▶ [Aim]:
Return the number of lines holding "application", with nothing added.

▶ [Raw records]:
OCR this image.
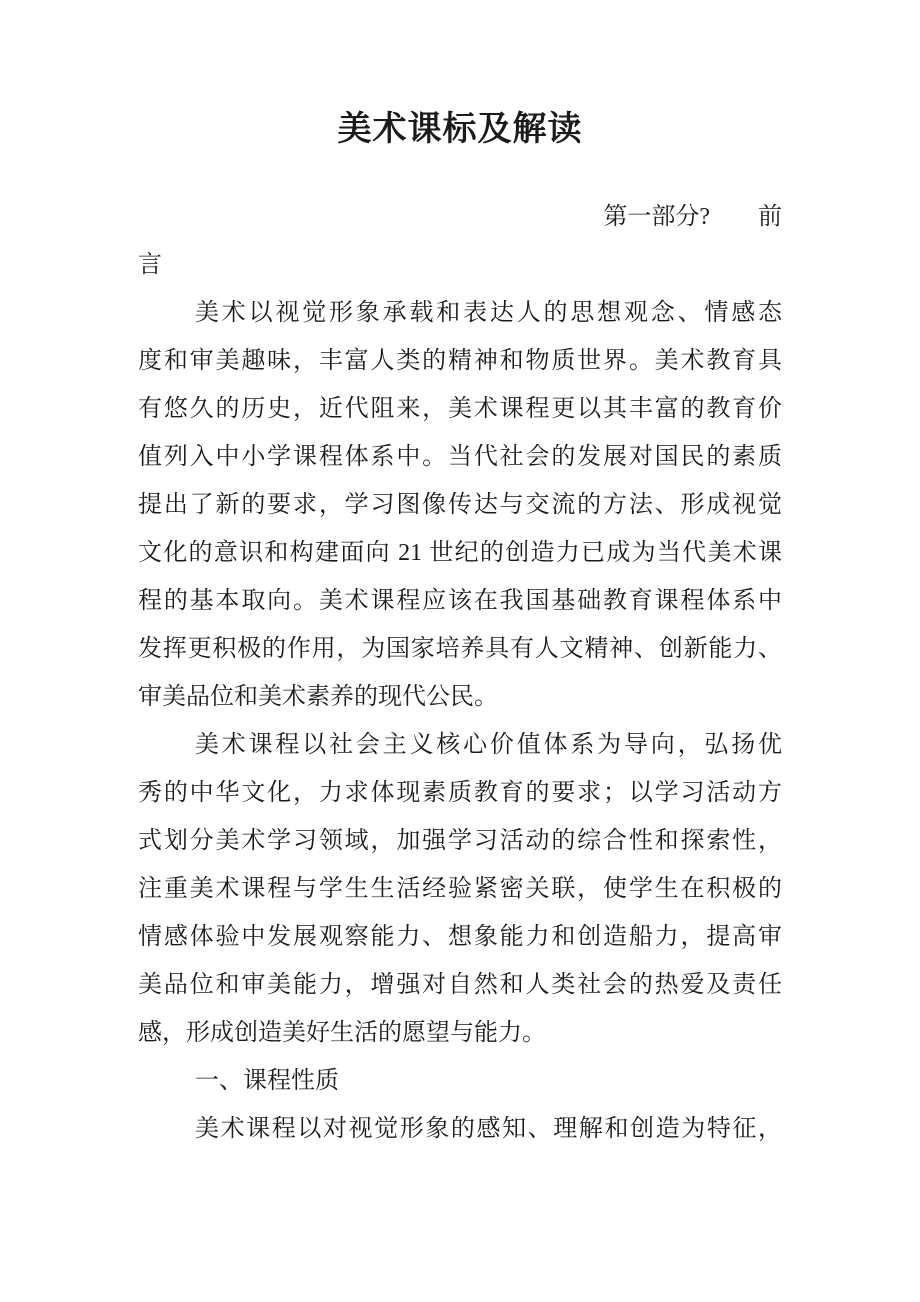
美术课标及解读
第一部分?　　前
言
美术以视觉形象承载和表达人的思想观念、情感态
度和审美趣味，丰富人类的精神和物质世界。美术教育具
有悠久的历史，近代阻来，美术课程更以其丰富的教育价
值列入中小学课程体系中。当代社会的发展对国民的素质
提出了新的要求，学习图像传达与交流的方法、形成视觉
文化的意识和构建面向 21 世纪的创造力已成为当代美术课
程的基本取向。美术课程应该在我国基础教育课程体系中
发挥更积极的作用，为国家培养具有人文精神、创新能力、
审美品位和美术素养的现代公民。
美术课程以社会主义核心价值体系为导向，弘扬优
秀的中华文化，力求体现素质教育的要求；以学习活动方
式划分美术学习领域，加强学习活动的综合性和探索性，
注重美术课程与学生生活经验紧密关联，使学生在积极的
情感体验中发展观察能力、想象能力和创造船力，提高审
美品位和审美能力，增强对自然和人类社会的热爱及责任
感，形成创造美好生活的愿望与能力。
一、课程性质
美术课程以对视觉形象的感知、理解和创造为特征，
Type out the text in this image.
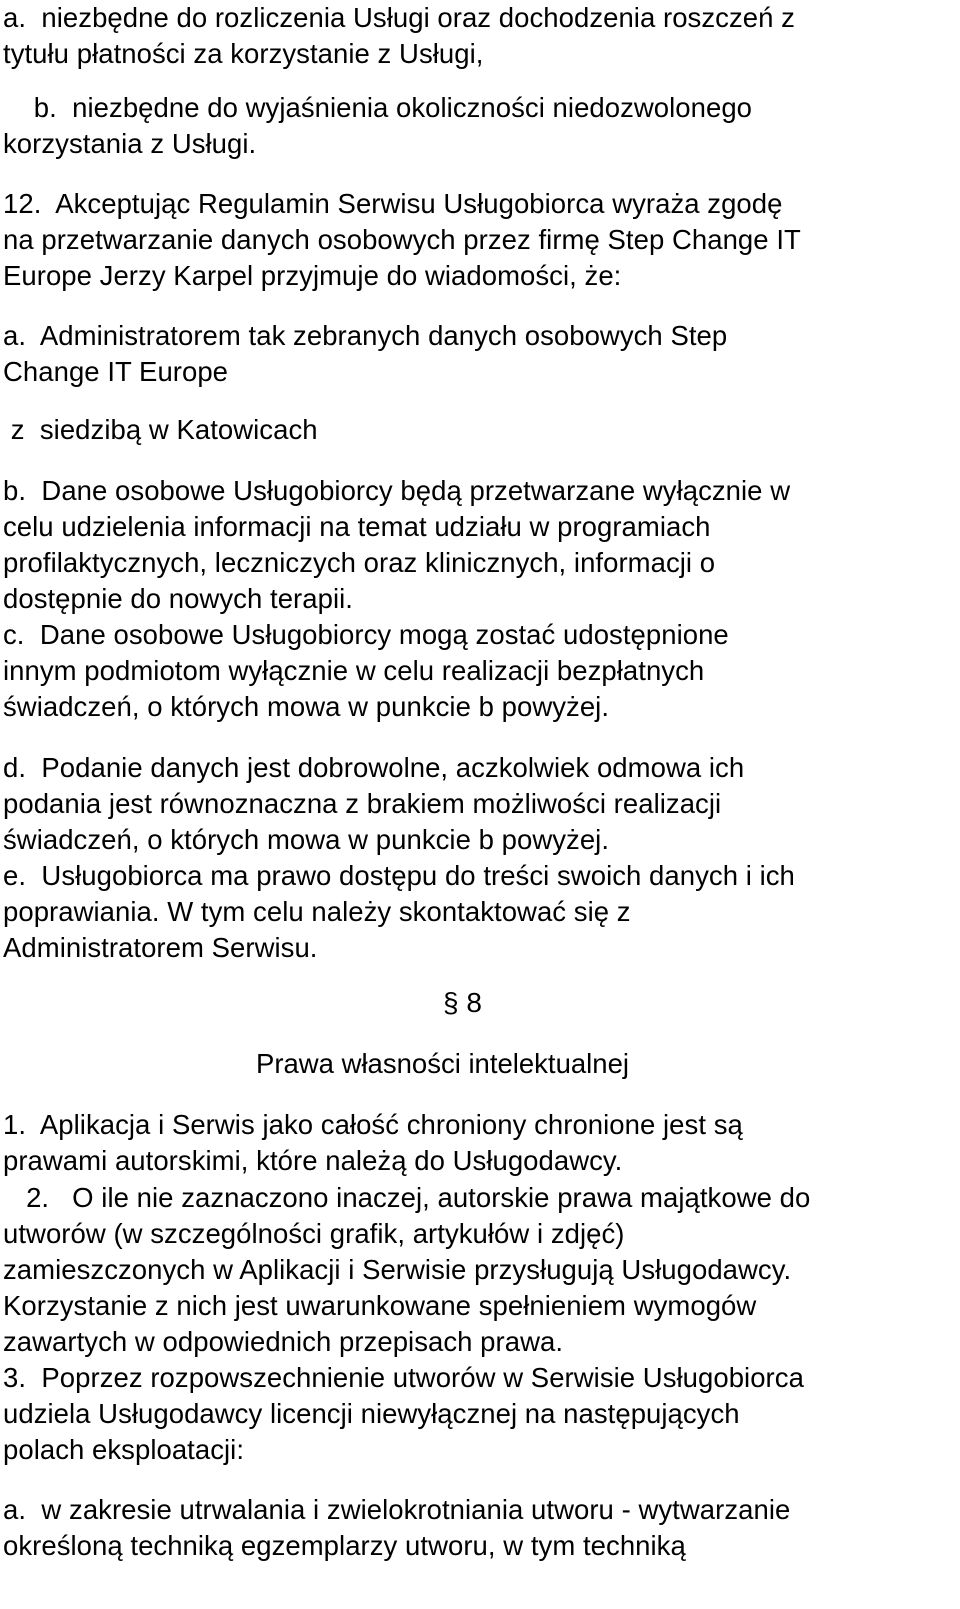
a.  niezbędne do rozliczenia Usługi oraz dochodzenia roszczeń z
tytułu płatności za korzystanie z Usługi,
b.  niezbędne do wyjaśnienia okoliczności niedozwolonego
korzystania z Usługi.
12.  Akceptując Regulamin Serwisu Usługobiorca wyraża zgodę
na przetwarzanie danych osobowych przez firmę Step Change IT
Europe Jerzy Karpel przyjmuje do wiadomości, że:
a.  Administratorem tak zebranych danych osobowych Step
Change IT Europe
z  siedzibą w Katowicach
b.  Dane osobowe Usługobiorcy będą przetwarzane wyłącznie w
celu udzielenia informacji na temat udziału w programiach
profilaktycznych, leczniczych oraz klinicznych, informacji o
dostępnie do nowych terapii.
c.  Dane osobowe Usługobiorcy mogą zostać udostępnione
innym podmiotom wyłącznie w celu realizacji bezpłatnych
świadczeń, o których mowa w punkcie b powyżej.
d.  Podanie danych jest dobrowolne, aczkolwiek odmowa ich
podania jest równoznaczna z brakiem możliwości realizacji
świadczeń, o których mowa w punkcie b powyżej.
e.  Usługobiorca ma prawo dostępu do treści swoich danych i ich
poprawiania. W tym celu należy skontaktować się z
Administratorem Serwisu.
§ 8
Prawa własności intelektualnej
1.  Aplikacja i Serwis jako całość chroniony chronione jest są
prawami autorskimi, które należą do Usługodawcy.
2.   O ile nie zaznaczono inaczej, autorskie prawa majątkowe do
utworów (w szczególności grafik, artykułów i zdjęć)
zamieszczonych w Aplikacji i Serwisie przysługują Usługodawcy.
Korzystanie z nich jest uwarunkowane spełnieniem wymogów
zawartych w odpowiednich przepisach prawa.
3.  Poprzez rozpowszechnienie utworów w Serwisie Usługobiorca
udziela Usługodawcy licencji niewyłącznej na następujących
polach eksploatacji:
a.  w zakresie utrwalania i zwielokrotniania utworu - wytwarzanie
określoną techniką egzemplarzy utworu, w tym techniką
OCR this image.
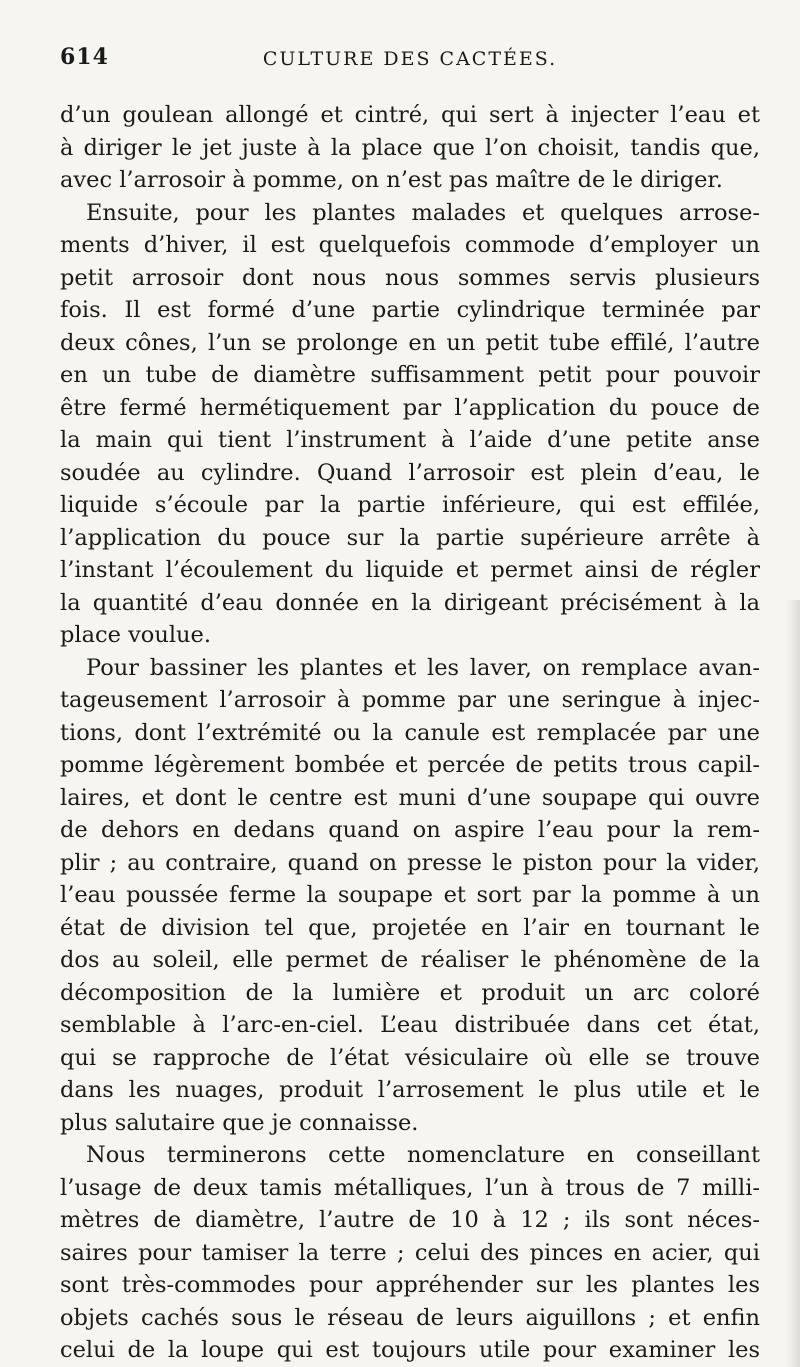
614	CULTURE DES CACTÉES.
d’un goulean allongé et cintré, qui sert à injecter l’eau et
à diriger le jet juste à la place que l’on choisit, tandis que,
avec l’arrosoir à pomme, on n’est pas maître de le diriger.
Ensuite, pour les plantes malades et quelques arrose-
ments d’hiver, il est quelquefois commode d’employer un
petit arrosoir dont nous nous sommes servis plusieurs
fois. Il est formé d’une partie cylindrique terminée par
deux cônes, l’un se prolonge en un petit tube effilé, l’autre
en un tube de diamètre suffisamment petit pour pouvoir
être fermé hermétiquement par l’application du pouce de
la main qui tient l’instrument à l’aide d’une petite anse
soudée au cylindre. Quand l’arrosoir est plein d’eau, le
liquide s’écoule par la partie inférieure, qui est effilée,
l’application du pouce sur la partie supérieure arrête à
l’instant l’écoulement du liquide et permet ainsi de régler
la quantité d’eau donnée en la dirigeant précisément à la
place voulue.
Pour bassiner les plantes et les laver, on remplace avan-
tageusement l’arrosoir à pomme par une seringue à injec-
tions, dont l’extrémité ou la canule est remplacée par une
pomme légèrement bombée et percée de petits trous capil-
laires, et dont le centre est muni d’une soupape qui ouvre
de dehors en dedans quand on aspire l’eau pour la rem-
plir ; au contraire, quand on presse le piston pour la vider,
l’eau poussée ferme la soupape et sort par la pomme à un
état de division tel que, projetée en l’air en tournant le
dos au soleil, elle permet de réaliser le phénomène de la
décomposition de la lumière et produit un arc coloré
semblable à l’arc-en-ciel. L’eau distribuée dans cet état,
qui se rapproche de l’état vésiculaire où elle se trouve
dans les nuages, produit l’arrosement le plus utile et le
plus salutaire que je connaisse.
Nous terminerons cette nomenclature en conseillant
l’usage de deux tamis métalliques, l’un à trous de 7 milli-
mètres de diamètre, l’autre de 10 à 12 ; ils sont néces-
saires pour tamiser la terre ; celui des pinces en acier, qui
sont très-commodes pour appréhender sur les plantes les
objets cachés sous le réseau de leurs aiguillons ; et enfin
celui de la loupe qui est toujours utile pour examiner les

▶ [Solution to the problem]:
2